Rows from a dataset:
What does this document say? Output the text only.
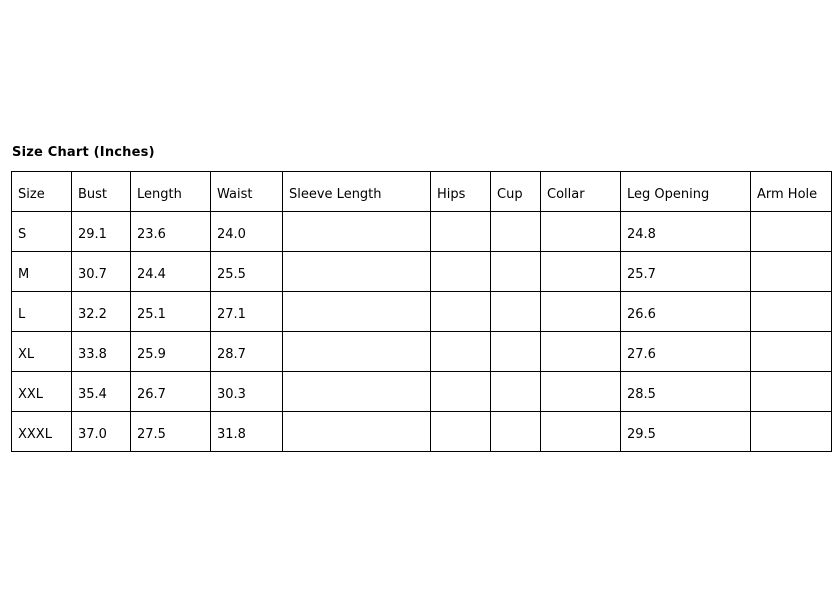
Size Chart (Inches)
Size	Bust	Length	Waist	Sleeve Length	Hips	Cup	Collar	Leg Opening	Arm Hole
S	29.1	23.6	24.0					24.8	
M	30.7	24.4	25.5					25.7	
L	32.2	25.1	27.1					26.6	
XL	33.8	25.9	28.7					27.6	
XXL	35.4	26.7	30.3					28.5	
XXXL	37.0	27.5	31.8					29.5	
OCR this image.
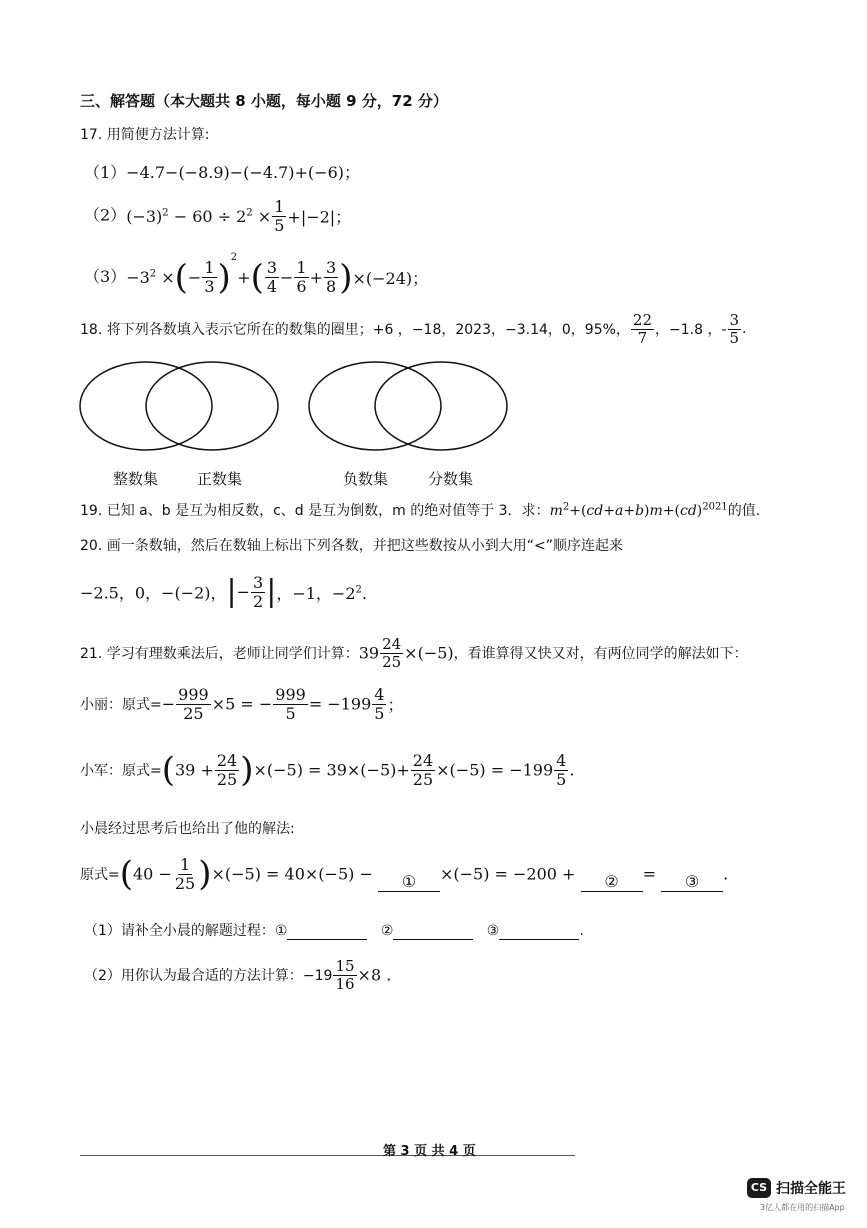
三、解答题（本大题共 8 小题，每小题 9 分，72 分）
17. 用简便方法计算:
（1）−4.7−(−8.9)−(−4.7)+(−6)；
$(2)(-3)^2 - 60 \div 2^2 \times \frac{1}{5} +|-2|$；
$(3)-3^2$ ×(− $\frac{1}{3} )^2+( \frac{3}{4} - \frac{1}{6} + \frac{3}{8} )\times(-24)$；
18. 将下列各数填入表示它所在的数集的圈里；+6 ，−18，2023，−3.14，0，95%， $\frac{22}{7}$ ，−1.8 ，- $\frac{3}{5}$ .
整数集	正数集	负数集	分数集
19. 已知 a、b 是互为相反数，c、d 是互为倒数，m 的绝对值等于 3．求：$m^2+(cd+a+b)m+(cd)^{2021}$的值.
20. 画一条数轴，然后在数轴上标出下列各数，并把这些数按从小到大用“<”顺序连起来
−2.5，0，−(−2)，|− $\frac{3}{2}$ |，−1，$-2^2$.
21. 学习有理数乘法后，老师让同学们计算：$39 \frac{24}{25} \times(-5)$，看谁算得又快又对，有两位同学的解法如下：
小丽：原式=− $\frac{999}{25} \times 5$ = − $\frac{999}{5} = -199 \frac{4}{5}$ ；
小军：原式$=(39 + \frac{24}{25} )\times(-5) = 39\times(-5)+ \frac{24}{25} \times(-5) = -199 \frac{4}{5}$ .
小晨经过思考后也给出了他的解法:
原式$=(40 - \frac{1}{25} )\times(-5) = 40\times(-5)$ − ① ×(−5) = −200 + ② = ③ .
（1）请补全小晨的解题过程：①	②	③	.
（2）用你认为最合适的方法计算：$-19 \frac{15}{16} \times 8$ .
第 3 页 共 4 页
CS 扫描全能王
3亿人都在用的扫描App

Set problem:
From the data, pick out every line that includes "this".

Completed task:
What does this document say? Output the text only.
OCR this image.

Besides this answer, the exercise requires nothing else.